Begin RECORD EXCERPTS

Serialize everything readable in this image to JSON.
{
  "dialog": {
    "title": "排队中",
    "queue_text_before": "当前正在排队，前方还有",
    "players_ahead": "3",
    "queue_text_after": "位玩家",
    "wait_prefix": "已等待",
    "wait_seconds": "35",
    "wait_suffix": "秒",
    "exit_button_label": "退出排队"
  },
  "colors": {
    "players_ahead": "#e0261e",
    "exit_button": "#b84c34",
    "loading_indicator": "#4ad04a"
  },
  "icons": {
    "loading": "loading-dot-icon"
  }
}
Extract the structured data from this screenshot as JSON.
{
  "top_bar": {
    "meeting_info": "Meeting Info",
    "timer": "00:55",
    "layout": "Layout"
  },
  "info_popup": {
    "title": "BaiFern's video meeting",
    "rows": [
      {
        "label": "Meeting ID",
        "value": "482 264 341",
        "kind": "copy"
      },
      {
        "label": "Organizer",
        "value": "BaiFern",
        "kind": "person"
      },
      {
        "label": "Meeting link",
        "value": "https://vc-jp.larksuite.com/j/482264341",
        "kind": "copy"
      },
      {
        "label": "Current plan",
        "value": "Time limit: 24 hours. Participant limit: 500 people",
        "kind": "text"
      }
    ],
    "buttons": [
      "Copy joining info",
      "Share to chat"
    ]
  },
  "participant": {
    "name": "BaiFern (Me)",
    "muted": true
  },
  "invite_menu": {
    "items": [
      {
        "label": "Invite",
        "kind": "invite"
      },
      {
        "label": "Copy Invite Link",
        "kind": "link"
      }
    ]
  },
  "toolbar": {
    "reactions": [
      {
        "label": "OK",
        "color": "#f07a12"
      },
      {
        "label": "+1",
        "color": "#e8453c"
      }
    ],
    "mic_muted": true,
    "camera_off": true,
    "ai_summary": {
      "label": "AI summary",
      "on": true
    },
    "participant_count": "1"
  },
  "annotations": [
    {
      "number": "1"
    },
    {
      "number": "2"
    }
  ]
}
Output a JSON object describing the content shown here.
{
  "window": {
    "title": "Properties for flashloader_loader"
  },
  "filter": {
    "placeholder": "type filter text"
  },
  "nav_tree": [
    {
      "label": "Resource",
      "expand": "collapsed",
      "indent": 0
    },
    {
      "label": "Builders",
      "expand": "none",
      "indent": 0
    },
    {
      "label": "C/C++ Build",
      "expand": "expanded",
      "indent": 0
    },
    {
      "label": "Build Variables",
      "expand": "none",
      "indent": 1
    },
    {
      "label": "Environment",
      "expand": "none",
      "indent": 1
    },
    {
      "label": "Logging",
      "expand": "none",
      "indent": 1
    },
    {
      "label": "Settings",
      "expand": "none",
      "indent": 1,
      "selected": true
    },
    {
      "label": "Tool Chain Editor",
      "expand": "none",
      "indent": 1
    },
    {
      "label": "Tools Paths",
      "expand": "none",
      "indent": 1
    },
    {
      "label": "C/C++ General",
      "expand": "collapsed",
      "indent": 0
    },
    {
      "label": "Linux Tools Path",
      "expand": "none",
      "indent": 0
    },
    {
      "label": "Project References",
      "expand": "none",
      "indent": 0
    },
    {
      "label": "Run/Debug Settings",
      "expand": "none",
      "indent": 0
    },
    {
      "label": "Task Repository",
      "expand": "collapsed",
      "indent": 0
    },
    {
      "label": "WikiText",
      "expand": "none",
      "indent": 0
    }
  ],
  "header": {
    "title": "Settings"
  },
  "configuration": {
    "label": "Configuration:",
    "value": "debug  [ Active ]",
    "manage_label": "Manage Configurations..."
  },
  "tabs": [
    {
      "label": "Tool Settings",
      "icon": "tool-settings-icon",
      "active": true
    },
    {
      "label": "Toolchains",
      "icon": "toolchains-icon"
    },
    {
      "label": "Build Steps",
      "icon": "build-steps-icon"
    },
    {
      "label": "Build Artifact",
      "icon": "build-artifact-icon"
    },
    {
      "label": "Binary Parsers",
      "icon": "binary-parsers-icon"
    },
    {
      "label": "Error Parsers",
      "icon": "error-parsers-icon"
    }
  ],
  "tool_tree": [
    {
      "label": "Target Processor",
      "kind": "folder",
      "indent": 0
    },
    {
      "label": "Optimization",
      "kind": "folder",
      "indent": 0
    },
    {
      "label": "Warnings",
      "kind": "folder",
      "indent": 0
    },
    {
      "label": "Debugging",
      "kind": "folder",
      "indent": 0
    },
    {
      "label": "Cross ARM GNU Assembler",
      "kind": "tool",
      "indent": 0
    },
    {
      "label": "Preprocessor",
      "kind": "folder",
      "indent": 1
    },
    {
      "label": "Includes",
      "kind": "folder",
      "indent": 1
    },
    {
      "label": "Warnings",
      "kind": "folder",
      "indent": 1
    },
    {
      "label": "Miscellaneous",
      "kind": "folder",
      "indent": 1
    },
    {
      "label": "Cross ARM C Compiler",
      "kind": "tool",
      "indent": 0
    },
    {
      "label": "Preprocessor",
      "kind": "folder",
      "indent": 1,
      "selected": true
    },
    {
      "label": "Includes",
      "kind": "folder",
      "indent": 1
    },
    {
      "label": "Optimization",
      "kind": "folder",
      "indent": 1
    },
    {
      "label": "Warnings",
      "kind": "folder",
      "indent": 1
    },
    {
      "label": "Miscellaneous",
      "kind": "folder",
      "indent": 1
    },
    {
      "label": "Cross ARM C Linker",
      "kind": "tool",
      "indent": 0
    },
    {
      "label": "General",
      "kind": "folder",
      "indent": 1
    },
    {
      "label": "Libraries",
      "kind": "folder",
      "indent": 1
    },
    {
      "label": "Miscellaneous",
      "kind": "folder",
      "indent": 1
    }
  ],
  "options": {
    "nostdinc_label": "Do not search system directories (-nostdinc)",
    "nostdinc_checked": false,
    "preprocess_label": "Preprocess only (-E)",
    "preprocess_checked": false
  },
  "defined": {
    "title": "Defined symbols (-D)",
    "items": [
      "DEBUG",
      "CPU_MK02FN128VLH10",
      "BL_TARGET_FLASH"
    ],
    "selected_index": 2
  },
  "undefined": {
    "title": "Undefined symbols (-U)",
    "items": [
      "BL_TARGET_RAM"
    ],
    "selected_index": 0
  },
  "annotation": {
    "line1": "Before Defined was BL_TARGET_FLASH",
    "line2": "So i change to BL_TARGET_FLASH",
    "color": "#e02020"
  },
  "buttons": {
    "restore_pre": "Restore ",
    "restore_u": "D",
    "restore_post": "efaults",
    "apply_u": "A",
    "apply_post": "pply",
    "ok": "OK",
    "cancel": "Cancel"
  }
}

End RECORD EXCERPTS

How many lines of the entries above hold the string "true"? Reply with the number alone.

7